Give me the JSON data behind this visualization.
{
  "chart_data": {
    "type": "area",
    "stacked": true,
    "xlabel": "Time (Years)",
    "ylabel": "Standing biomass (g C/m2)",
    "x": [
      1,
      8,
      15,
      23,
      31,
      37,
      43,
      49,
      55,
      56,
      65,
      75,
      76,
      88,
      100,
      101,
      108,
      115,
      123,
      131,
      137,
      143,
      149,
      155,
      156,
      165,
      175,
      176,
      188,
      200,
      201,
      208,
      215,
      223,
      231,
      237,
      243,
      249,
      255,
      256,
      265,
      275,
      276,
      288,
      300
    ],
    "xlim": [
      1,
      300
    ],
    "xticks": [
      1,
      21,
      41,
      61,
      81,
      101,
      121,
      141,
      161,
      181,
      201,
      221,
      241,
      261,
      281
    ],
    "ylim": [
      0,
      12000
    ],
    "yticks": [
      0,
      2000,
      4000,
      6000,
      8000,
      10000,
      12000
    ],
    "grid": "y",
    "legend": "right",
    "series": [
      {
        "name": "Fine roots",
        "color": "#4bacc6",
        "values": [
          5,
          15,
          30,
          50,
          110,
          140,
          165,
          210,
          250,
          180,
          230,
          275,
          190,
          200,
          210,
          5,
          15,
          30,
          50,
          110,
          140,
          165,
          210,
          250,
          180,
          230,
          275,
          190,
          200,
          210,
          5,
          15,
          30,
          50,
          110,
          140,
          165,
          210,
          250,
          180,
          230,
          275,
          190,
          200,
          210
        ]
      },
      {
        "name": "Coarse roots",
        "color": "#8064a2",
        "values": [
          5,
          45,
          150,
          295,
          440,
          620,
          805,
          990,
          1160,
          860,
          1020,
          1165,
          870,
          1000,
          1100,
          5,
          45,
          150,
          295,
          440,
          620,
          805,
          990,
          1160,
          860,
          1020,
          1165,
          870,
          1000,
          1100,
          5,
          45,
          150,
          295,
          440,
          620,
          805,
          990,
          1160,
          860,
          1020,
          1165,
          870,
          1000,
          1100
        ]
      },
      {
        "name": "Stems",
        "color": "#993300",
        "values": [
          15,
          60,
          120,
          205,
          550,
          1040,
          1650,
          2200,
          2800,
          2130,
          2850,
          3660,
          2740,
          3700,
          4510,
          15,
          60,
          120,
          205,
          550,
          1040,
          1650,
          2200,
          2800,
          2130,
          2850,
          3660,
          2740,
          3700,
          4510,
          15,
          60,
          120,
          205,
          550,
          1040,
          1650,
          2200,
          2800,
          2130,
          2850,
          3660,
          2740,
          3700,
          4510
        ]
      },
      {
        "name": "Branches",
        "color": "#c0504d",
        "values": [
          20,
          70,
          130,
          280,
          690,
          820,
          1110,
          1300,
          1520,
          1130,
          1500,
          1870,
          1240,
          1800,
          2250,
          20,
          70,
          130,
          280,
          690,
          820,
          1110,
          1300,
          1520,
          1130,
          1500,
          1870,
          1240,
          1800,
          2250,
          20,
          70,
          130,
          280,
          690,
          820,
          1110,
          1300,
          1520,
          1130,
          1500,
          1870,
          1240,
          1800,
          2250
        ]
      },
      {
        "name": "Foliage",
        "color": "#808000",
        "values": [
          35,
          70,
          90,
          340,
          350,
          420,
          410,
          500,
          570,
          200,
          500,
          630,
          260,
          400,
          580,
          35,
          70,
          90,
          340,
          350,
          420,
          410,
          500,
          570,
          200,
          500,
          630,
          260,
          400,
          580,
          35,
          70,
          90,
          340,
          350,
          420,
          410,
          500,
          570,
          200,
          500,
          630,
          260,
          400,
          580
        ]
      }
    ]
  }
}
· · · · · · ·
▶ Exercise prompt: Copy every line verbatim.

▶ Worked answer:
Give me the JSON data behind this visualization.
{
  "chart_data": {
    "type": "area",
    "stacked": true,
    "xlabel": "Time (Years)",
    "ylabel": "Standing biomass (g C/m2)",
    "x": [
      1,
      8,
      15,
      23,
      31,
      37,
      43,
      49,
      55,
      56,
      65,
      75,
      76,
      88,
      100,
      101,
      108,
      115,
      123,
      131,
      137,
      143,
      149,
      155,
      156,
      165,
      175,
      176,
      188,
      200,
      201,
      208,
      215,
      223,
      231,
      237,
      243,
      249,
      255,
      256,
      265,
      275,
      276,
      288,
      300
    ],
    "xlim": [
      1,
      300
    ],
    "xticks": [
      1,
      21,
      41,
      61,
      81,
      101,
      121,
      141,
      161,
      181,
      201,
      221,
      241,
      261,
      281
    ],
    "ylim": [
      0,
      12000
    ],
    "yticks": [
      0,
      2000,
      4000,
      6000,
      8000,
      10000,
      12000
    ],
    "grid": "y",
    "legend": "right",
    "series": [
      {
        "name": "Fine roots",
        "color": "#4bacc6",
        "values": [
          5,
          15,
          30,
          50,
          110,
          140,
          165,
          210,
          250,
          180,
          230,
          275,
          190,
          200,
          210,
          5,
          15,
          30,
          50,
          110,
          140,
          165,
          210,
          250,
          180,
          230,
          275,
          190,
          200,
          210,
          5,
          15,
          30,
          50,
          110,
          140,
          165,
          210,
          250,
          180,
          230,
          275,
          190,
          200,
          210
        ]
      },
      {
        "name": "Coarse roots",
        "color": "#8064a2",
        "values": [
          5,
          45,
          150,
          295,
          440,
          620,
          805,
          990,
          1160,
          860,
          1020,
          1165,
          870,
          1000,
          1100,
          5,
          45,
          150,
          295,
          440,
          620,
          805,
          990,
          1160,
          860,
          1020,
          1165,
          870,
          1000,
          1100,
          5,
          45,
          150,
          295,
          440,
          620,
          805,
          990,
          1160,
          860,
          1020,
          1165,
          870,
          1000,
          1100
        ]
      },
      {
        "name": "Stems",
        "color": "#993300",
        "values": [
          15,
          60,
          120,
          205,
          550,
          1040,
          1650,
          2200,
          2800,
          2130,
          2850,
          3660,
          2740,
          3700,
          4510,
          15,
          60,
          120,
          205,
          550,
          1040,
          1650,
          2200,
          2800,
          2130,
          2850,
          3660,
          2740,
          3700,
          4510,
          15,
          60,
          120,
          205,
          550,
          1040,
          1650,
          2200,
          2800,
          2130,
          2850,
          3660,
          2740,
          3700,
          4510
        ]
      },
      {
        "name": "Branches",
        "color": "#c0504d",
        "values": [
          20,
          70,
          130,
          280,
          690,
          820,
          1110,
          1300,
          1520,
          1130,
          1500,
          1870,
          1240,
          1800,
          2250,
          20,
          70,
          130,
          280,
          690,
          820,
          1110,
          1300,
          1520,
          1130,
          1500,
          1870,
          1240,
          1800,
          2250,
          20,
          70,
          130,
          280,
          690,
          820,
          1110,
          1300,
          1520,
          1130,
          1500,
          1870,
          1240,
          1800,
          2250
        ]
      },
      {
        "name": "Foliage",
        "color": "#808000",
        "values": [
          35,
          70,
          90,
          340,
          350,
          420,
          410,
          500,
          570,
          200,
          500,
          630,
          260,
          400,
          580,
          35,
          70,
          90,
          340,
          350,
          420,
          410,
          500,
          570,
          200,
          500,
          630,
          260,
          400,
          580,
          35,
          70,
          90,
          340,
          350,
          420,
          410,
          500,
          570,
          200,
          500,
          630,
          260,
          400,
          580
        ]
      }
    ]
  }
}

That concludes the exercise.